_What you will do:_
[A] In the article on young Buddhist teachers, by what means are Nichtern and Levine attempting to distance Buddhism from its lingering hippie ethos?
[B] Can you return the section of the article on young Buddhist teachers word for word, starting with "Dharma in dive" and going on through "a cultural face-lift."?

_Given passage:_
— start —
Sitting cross-legged on a meditation cushion on the floor of a Bowery yoga studio, 29-year-old Ethan Nichtern -- a community organizer, writer and Buddhist teacher -- looked around at the roomful of 20- and 30-somethings.
"Remember the Road Runner versus Wile E. Coyote cartoons? In New York we often feel like a drugged-out version of Road Runner -- running all over the place, but not getting anything done, right?"
The room nodded. What New Yorker doesn't feel like Road Runner?
"We're constantly looking three or five years ahead, waiting for that moment when you finally achieve what you set out to achieve, and it's like everything in between is just commuting," he continued. "Then it arrives, and it's kind of depleted, so you move on to the next goal." More nodding, and hands went up to describe moments of glory (the grad school acceptance letter, the coveted job, the relationship you fantasized about for ages) that eventually faded: a lesson in the classic Buddhist teaching of impermanence.
"As usual," Nichtern announced at the end of the evening, "we'll continue this conversation at the bar downstairs."
Dharma in dive bars: As the founder of the Interdependence (ID) Project, an East Village-based Buddhism meets activism nonprofit, Nichtern is used to translating the 2,600-year-old spiritual tradition of Buddhism -- sometimes still perceived in the U.S. as a throwback to the cultural exoticism of the '70s counterculture -- to the 21st century.
He's not the only one. Thirty-six-year-old Noah Levine, author of "Against the Stream: A Buddhist Manual for Spiritual Revolutionaries" and the memoir "Dharma Punx," which spawned a 1,000-member contemplative community with the same name, is also trying to give the tradition a cultural face-lift.
Nichtern and Levine, both "dharma brats" -- a term used for children of the first generation of American Buddhists -- are working to inaugurate a more contemporary and secular tradition than has previously been available, making Buddhism less about co-opting Asian cultures and more about the practical benefits of meditation and its teachings of mindfulness and compassion. These days, people aren't necessarily as interested in the mysterious Asian trappings that attracted spiritual seekers in the '60s and '70s. By tossing aside the rituals, chants and bowing that might make Buddhism seem impenetrable or alien, peppering their talks with pop-culture references to explain Buddhist concepts, encouraging political activism, emphasizing the practice of meditation and teaching in a way that Levine describes as "peer based" -- "It's not like, 'I'm the teacher, so I have all the answers and you don't have any,'" he says -- they're both attempting to distance Buddhism from its lingering hippie ethos.
They aren't the only Buddhist teachers under 40, but the casual friends and colleagues are the first to start their own independent communities based on meditation. And while attracting younger practitioners isn't necessarily a life mission for either Levine or Nichtern, their teaching styles definitely resonate with a younger generation. Between them, they're reaching people -- most of them 35 or under -- who might never walk into a traditional Buddhist center.
— end —
_Dataset excerpts:_
— start —
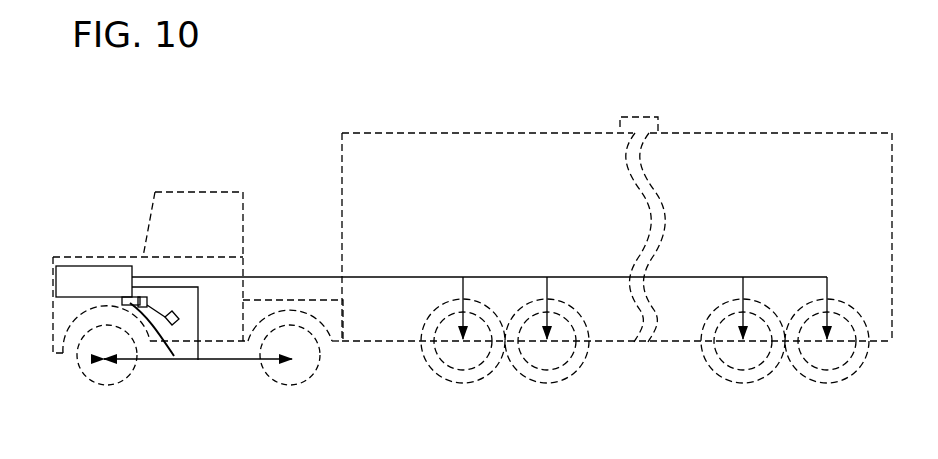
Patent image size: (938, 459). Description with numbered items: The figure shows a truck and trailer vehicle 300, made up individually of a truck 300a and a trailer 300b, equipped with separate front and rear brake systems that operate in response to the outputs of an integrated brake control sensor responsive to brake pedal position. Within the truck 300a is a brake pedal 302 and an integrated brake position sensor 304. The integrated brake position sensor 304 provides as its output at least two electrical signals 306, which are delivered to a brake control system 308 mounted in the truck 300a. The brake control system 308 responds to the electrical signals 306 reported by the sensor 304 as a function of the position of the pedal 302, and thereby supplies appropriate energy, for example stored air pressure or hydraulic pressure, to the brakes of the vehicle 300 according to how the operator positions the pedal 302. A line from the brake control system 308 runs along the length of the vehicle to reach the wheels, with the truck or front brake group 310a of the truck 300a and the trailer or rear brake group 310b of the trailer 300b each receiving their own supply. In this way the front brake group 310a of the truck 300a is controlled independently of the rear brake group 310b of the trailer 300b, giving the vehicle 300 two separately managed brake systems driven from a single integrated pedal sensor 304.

The truck and trailer vehicle 300 is at (174, 134).
The truck 300a is at (245, 203).
The trailer 300b is at (380, 138).
The brake pedal 302 is at (150, 298).
The integrated brake position sensor 304 is at (145, 297).
The electrical signals 306 is at (174, 356).
The brake control system 308 is at (60, 266).
The front brake group 310a is at (107, 360).
The rear brake group 310b is at (464, 343).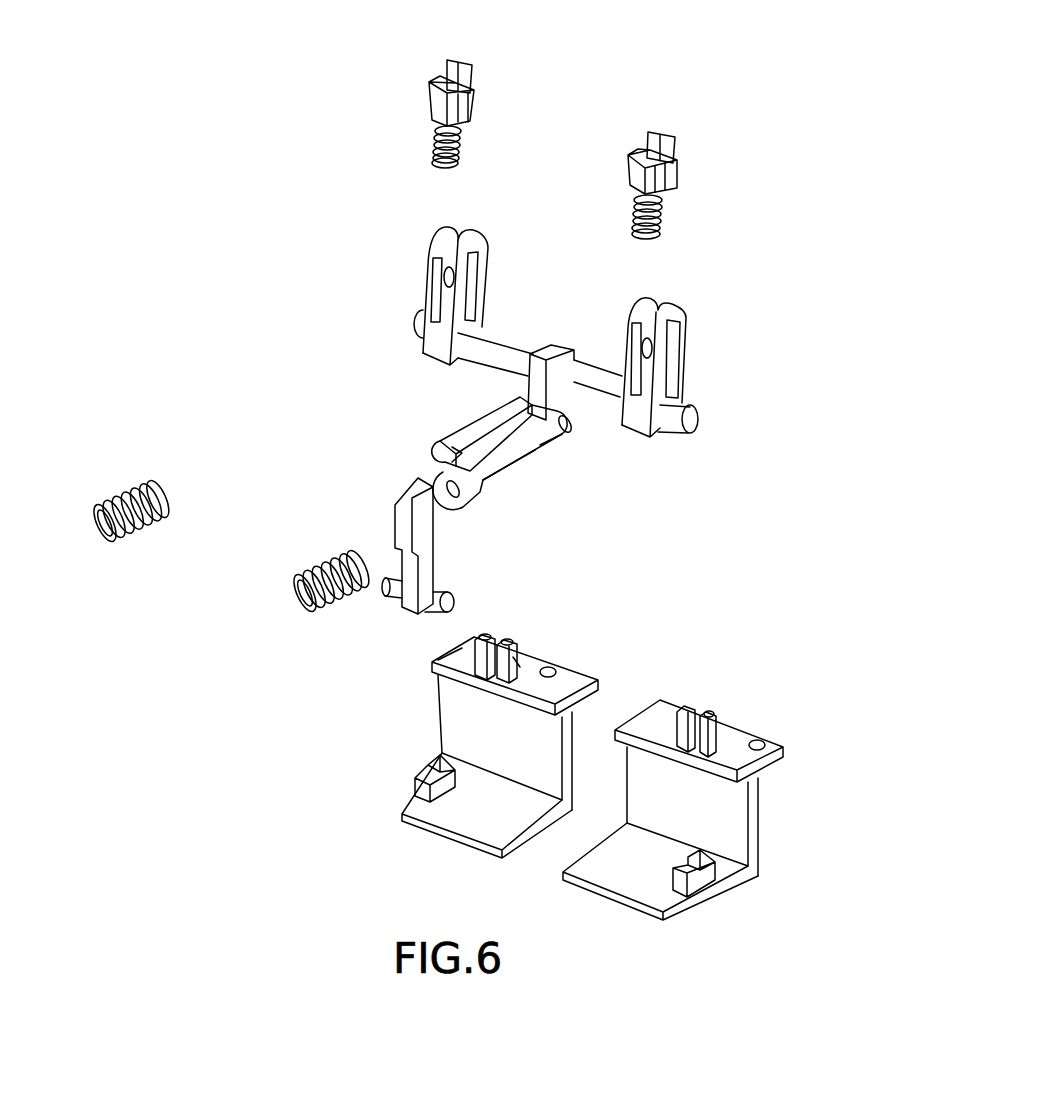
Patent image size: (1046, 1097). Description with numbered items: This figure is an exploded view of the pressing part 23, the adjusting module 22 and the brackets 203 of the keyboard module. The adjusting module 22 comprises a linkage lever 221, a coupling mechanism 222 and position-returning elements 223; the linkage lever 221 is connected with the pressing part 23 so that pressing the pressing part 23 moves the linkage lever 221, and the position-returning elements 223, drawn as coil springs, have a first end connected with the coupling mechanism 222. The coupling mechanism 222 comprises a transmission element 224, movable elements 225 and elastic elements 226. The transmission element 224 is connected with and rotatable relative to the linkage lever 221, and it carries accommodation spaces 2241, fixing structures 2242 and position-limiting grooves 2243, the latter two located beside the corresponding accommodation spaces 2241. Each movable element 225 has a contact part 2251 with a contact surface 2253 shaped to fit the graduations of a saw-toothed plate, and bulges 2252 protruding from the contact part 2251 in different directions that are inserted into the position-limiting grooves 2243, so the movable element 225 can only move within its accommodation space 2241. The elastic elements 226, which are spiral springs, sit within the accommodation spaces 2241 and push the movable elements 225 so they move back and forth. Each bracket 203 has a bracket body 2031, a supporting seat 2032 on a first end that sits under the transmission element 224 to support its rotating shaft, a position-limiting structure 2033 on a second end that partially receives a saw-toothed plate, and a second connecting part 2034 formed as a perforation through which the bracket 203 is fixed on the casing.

The adjusting module 22 is at (427, 419).
The linkage lever 221 is at (503, 460).
The coupling mechanism 222 is at (555, 405).
The position-returning element 223 is at (123, 490).
The transmission element 224 is at (533, 392).
The accommodation space 2241 is at (655, 300).
The fixing structure 2242 is at (430, 265).
The position-limiting groove 2243 is at (678, 365).
The movable element 225 is at (686, 119).
The contact part 2251 is at (468, 75).
The bulge 2252 is at (432, 83).
The contact surface 2253 is at (460, 58).
The elastic element 226 is at (433, 148).
The pressing part 23 is at (412, 588).
The bracket 203 is at (562, 645).
The bracket body 2031 is at (753, 822).
The supporting seat 2032 is at (700, 877).
The position-limiting structure 2033 is at (707, 722).
The second connecting part 2034 is at (760, 748).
— end —
_Final results:_
[A]
- Tossing aside the rituals, chants and bowing that might make Buddhism seem impenetrable or alien
- Peppering their talks with pop-culture references to explain Buddhist concepts
- Encouraging political activism
- Emphasizing the practice of meditation
- Teaching in a way that Levine describes as "peer based"

[B]
Dharma in dive bars: As the founder of the Interdependence (ID) Project, an East Village-based Buddhism meets activism nonprofit, Nichtern is used to translating the 2,600-year-old spiritual tradition of Buddhism -- sometimes still perceived in the U.S. as a throwback to the cultural exoticism of the '70s counterculture -- to the 21st century.
He's not the only one. Thirty-six-year-old Noah Levine, author of "Against the Stream: A Buddhist Manual for Spiritual Revolutionaries" and the memoir "Dharma Punx," which spawned a 1,000-member contemplative community with the same name, is also trying to give the tradition a cultural face-lift.